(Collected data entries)
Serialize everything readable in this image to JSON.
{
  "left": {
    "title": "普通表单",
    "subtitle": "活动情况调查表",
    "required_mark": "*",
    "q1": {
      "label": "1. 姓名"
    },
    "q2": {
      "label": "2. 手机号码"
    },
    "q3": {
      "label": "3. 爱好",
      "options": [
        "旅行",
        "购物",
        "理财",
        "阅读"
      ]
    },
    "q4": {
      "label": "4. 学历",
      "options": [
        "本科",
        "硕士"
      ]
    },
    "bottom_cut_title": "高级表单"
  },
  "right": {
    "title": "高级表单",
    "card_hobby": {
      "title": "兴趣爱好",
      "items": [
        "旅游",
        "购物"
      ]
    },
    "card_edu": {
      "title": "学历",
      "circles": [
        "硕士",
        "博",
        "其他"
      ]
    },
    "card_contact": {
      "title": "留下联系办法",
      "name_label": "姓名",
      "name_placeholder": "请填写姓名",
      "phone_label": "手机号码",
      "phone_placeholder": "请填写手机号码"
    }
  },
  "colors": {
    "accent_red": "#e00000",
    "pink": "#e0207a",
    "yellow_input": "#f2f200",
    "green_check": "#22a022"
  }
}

==

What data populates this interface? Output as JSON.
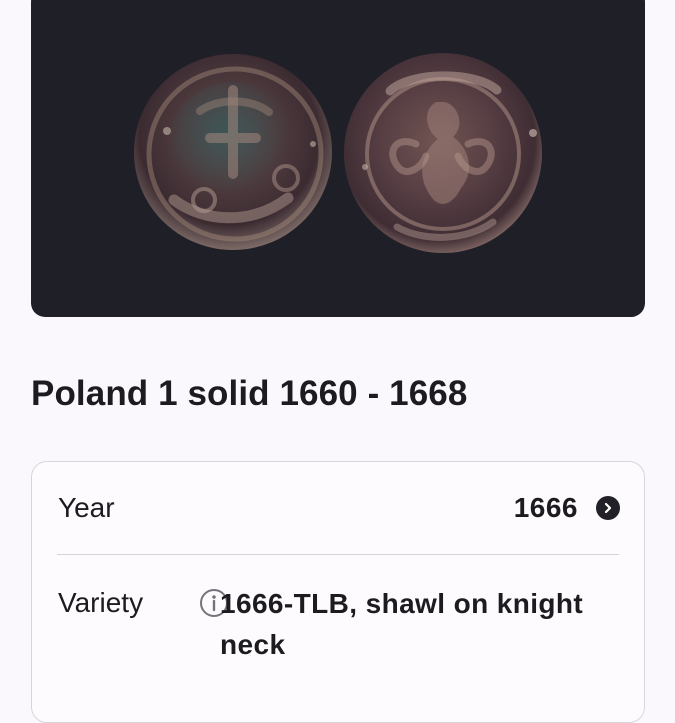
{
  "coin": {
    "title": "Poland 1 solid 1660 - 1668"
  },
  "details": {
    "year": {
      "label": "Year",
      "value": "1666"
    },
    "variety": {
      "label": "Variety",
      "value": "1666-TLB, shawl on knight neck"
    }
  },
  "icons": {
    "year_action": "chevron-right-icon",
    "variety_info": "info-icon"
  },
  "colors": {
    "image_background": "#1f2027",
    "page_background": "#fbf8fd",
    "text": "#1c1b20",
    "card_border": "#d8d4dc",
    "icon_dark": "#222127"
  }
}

* _BRIEF_: Using the data above, copy each line that contains "JSON".

* _EXERCISE ANSWER_:
Serialize everything readable in this image to JSON.
What data populates this interface? Output as JSON.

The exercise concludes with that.